* START RECORDS PROVIDED *

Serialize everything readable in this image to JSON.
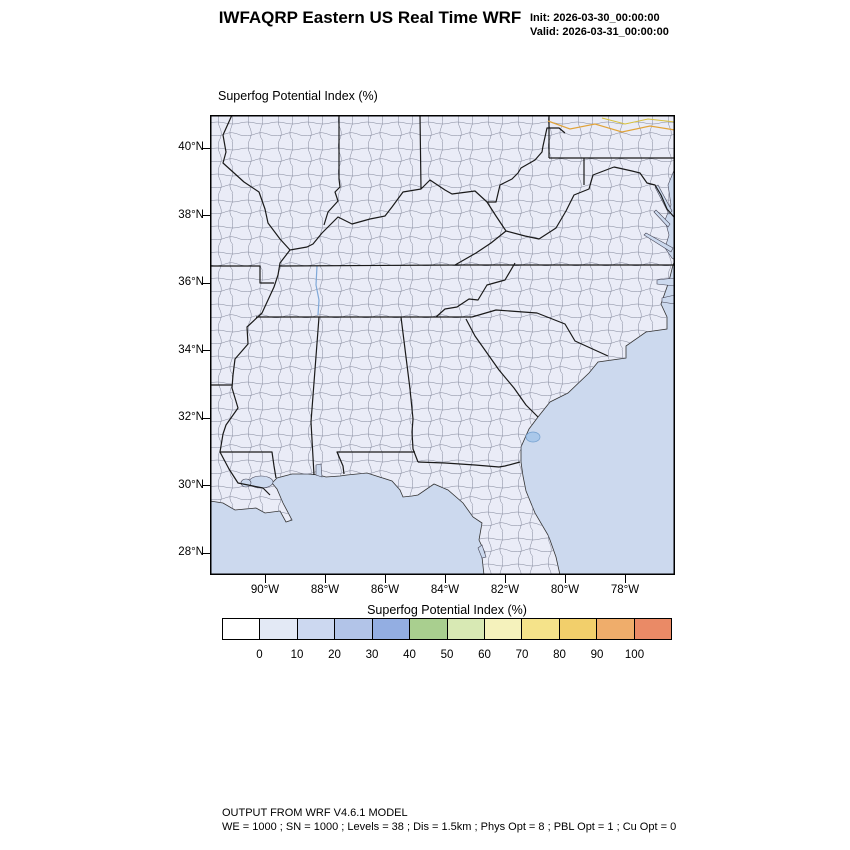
{
  "header": {
    "title": "IWFAQRP Eastern US Real Time WRF",
    "init_line": "Init: 2026-03-30_00:00:00",
    "valid_line": "Valid: 2026-03-31_00:00:00"
  },
  "map": {
    "label": "Superfog Potential Index   (%)",
    "yticks": [
      "40°N",
      "38°N",
      "36°N",
      "34°N",
      "32°N",
      "30°N",
      "28°N"
    ],
    "xticks": [
      "90°W",
      "88°W",
      "86°W",
      "84°W",
      "82°W",
      "80°W",
      "78°W"
    ],
    "land_color": "#eaecf7",
    "ocean_color": "#ccd9ee",
    "border_color": "#1a1a1a"
  },
  "colorbar": {
    "title": "Superfog Potential Index  (%)",
    "tick_labels": [
      "0",
      "10",
      "20",
      "30",
      "40",
      "50",
      "60",
      "70",
      "80",
      "90",
      "100"
    ],
    "colors": [
      "#ffffff",
      "#e3e9f5",
      "#ccd8f0",
      "#b2c4e8",
      "#93aee2",
      "#a9cf8f",
      "#d8e9b4",
      "#f5f2bc",
      "#f5e38a",
      "#f2cf6b",
      "#efad6b",
      "#ea8a66"
    ]
  },
  "footer": {
    "line1": "OUTPUT FROM WRF V4.6.1 MODEL",
    "line2": "WE = 1000 ; SN = 1000 ; Levels = 38 ; Dis = 1.5km ; Phys Opt = 8 ; PBL Opt = 1 ; Cu Opt = 0"
  }
}
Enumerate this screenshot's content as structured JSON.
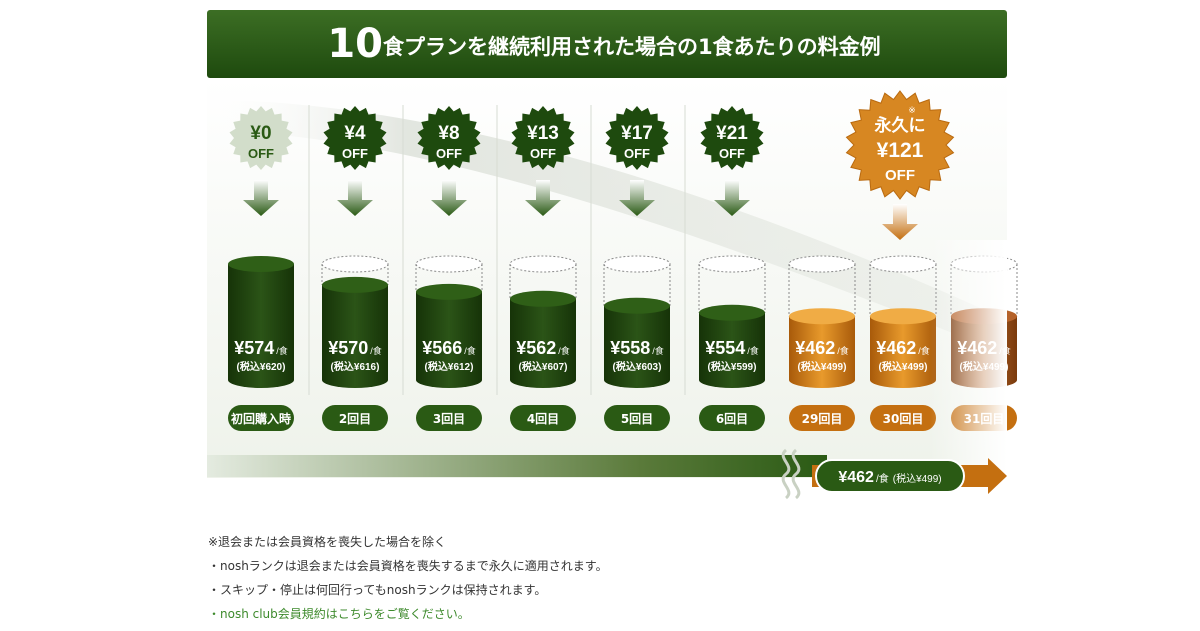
{
  "title": "10食プランを継続利用された場合の1食あたりの料金例",
  "title_number": "10",
  "title_rest": "食プランを継続利用された場合の1食あたりの料金例",
  "colors": {
    "green": "#2a5a14",
    "dark_green": "#17370b",
    "light_green": "#cfdcc6",
    "orange": "#c46f10",
    "light_orange": "#f3b04a"
  },
  "chart_data": {
    "type": "bar",
    "categories": [
      "初回購入時",
      "2回目",
      "3回目",
      "4回目",
      "5回目",
      "6回目",
      "29回目",
      "30回目",
      "31回目"
    ],
    "series": [
      {
        "values": [
          574,
          570,
          566,
          562,
          558,
          554,
          462,
          462,
          462
        ]
      }
    ],
    "price_labels": [
      "¥574",
      "¥570",
      "¥566",
      "¥562",
      "¥558",
      "¥554",
      "¥462",
      "¥462",
      "¥462"
    ],
    "tax_labels": [
      "(税込¥620)",
      "(税込¥616)",
      "(税込¥612)",
      "(税込¥607)",
      "(税込¥603)",
      "(税込¥599)",
      "(税込¥499)",
      "(税込¥499)",
      "(税込¥499)"
    ],
    "per_meal_unit": "/食",
    "discount_badges": [
      {
        "amount": "¥0",
        "off": "OFF",
        "fill_level": 1.0
      },
      {
        "amount": "¥4",
        "off": "OFF",
        "fill_level": 0.82
      },
      {
        "amount": "¥8",
        "off": "OFF",
        "fill_level": 0.76
      },
      {
        "amount": "¥13",
        "off": "OFF",
        "fill_level": 0.7
      },
      {
        "amount": "¥17",
        "off": "OFF",
        "fill_level": 0.64
      },
      {
        "amount": "¥21",
        "off": "OFF",
        "fill_level": 0.58
      }
    ],
    "permanent_badge": {
      "prefix": "永久に",
      "note_mark": "※",
      "amount": "¥121",
      "off": "OFF",
      "fill_level": 0.55
    },
    "continuation": {
      "price": "¥462",
      "unit": "/食",
      "tax": "(税込¥499)"
    }
  },
  "notes": [
    "※退会または会員資格を喪失した場合を除く",
    "・noshランクは退会または会員資格を喪失するまで永久に適用されます。",
    "・スキップ・停止は何回行ってもnoshランクは保持されます。"
  ],
  "notes_link": "・nosh club会員規約はこちらをご覧ください。"
}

* END RECORDS PROVIDED *

> WRITTEN EXERCISE: Leave out the pictures and copy everything else in the records word for word.

> CORRECT OUTPUT:
Serialize everything readable in this image to JSON.
{
  "header": {
    "title": "IWFAQRP Eastern US Real Time WRF",
    "init_line": "Init: 2026-03-30_00:00:00",
    "valid_line": "Valid: 2026-03-31_00:00:00"
  },
  "map": {
    "label": "Superfog Potential Index   (%)",
    "yticks": [
      "40°N",
      "38°N",
      "36°N",
      "34°N",
      "32°N",
      "30°N",
      "28°N"
    ],
    "xticks": [
      "90°W",
      "88°W",
      "86°W",
      "84°W",
      "82°W",
      "80°W",
      "78°W"
    ],
    "land_color": "#eaecf7",
    "ocean_color": "#ccd9ee",
    "border_color": "#1a1a1a"
  },
  "colorbar": {
    "title": "Superfog Potential Index  (%)",
    "tick_labels": [
      "0",
      "10",
      "20",
      "30",
      "40",
      "50",
      "60",
      "70",
      "80",
      "90",
      "100"
    ],
    "colors": [
      "#ffffff",
      "#e3e9f5",
      "#ccd8f0",
      "#b2c4e8",
      "#93aee2",
      "#a9cf8f",
      "#d8e9b4",
      "#f5f2bc",
      "#f5e38a",
      "#f2cf6b",
      "#efad6b",
      "#ea8a66"
    ]
  },
  "footer": {
    "line1": "OUTPUT FROM WRF V4.6.1 MODEL",
    "line2": "WE = 1000 ; SN = 1000 ; Levels = 38 ; Dis = 1.5km ; Phys Opt = 8 ; PBL Opt = 1 ; Cu Opt = 0"
  }
}
Enumerate this screenshot's content as structured JSON.
{
  "title": "10食プランを継続利用された場合の1食あたりの料金例",
  "title_number": "10",
  "title_rest": "食プランを継続利用された場合の1食あたりの料金例",
  "colors": {
    "green": "#2a5a14",
    "dark_green": "#17370b",
    "light_green": "#cfdcc6",
    "orange": "#c46f10",
    "light_orange": "#f3b04a"
  },
  "chart_data": {
    "type": "bar",
    "categories": [
      "初回購入時",
      "2回目",
      "3回目",
      "4回目",
      "5回目",
      "6回目",
      "29回目",
      "30回目",
      "31回目"
    ],
    "series": [
      {
        "values": [
          574,
          570,
          566,
          562,
          558,
          554,
          462,
          462,
          462
        ]
      }
    ],
    "price_labels": [
      "¥574",
      "¥570",
      "¥566",
      "¥562",
      "¥558",
      "¥554",
      "¥462",
      "¥462",
      "¥462"
    ],
    "tax_labels": [
      "(税込¥620)",
      "(税込¥616)",
      "(税込¥612)",
      "(税込¥607)",
      "(税込¥603)",
      "(税込¥599)",
      "(税込¥499)",
      "(税込¥499)",
      "(税込¥499)"
    ],
    "per_meal_unit": "/食",
    "discount_badges": [
      {
        "amount": "¥0",
        "off": "OFF",
        "fill_level": 1.0
      },
      {
        "amount": "¥4",
        "off": "OFF",
        "fill_level": 0.82
      },
      {
        "amount": "¥8",
        "off": "OFF",
        "fill_level": 0.76
      },
      {
        "amount": "¥13",
        "off": "OFF",
        "fill_level": 0.7
      },
      {
        "amount": "¥17",
        "off": "OFF",
        "fill_level": 0.64
      },
      {
        "amount": "¥21",
        "off": "OFF",
        "fill_level": 0.58
      }
    ],
    "permanent_badge": {
      "prefix": "永久に",
      "note_mark": "※",
      "amount": "¥121",
      "off": "OFF",
      "fill_level": 0.55
    },
    "continuation": {
      "price": "¥462",
      "unit": "/食",
      "tax": "(税込¥499)"
    }
  },
  "notes": [
    "※退会または会員資格を喪失した場合を除く",
    "・noshランクは退会または会員資格を喪失するまで永久に適用されます。",
    "・スキップ・停止は何回行ってもnoshランクは保持されます。"
  ],
  "notes_link": "・nosh club会員規約はこちらをご覧ください。"
}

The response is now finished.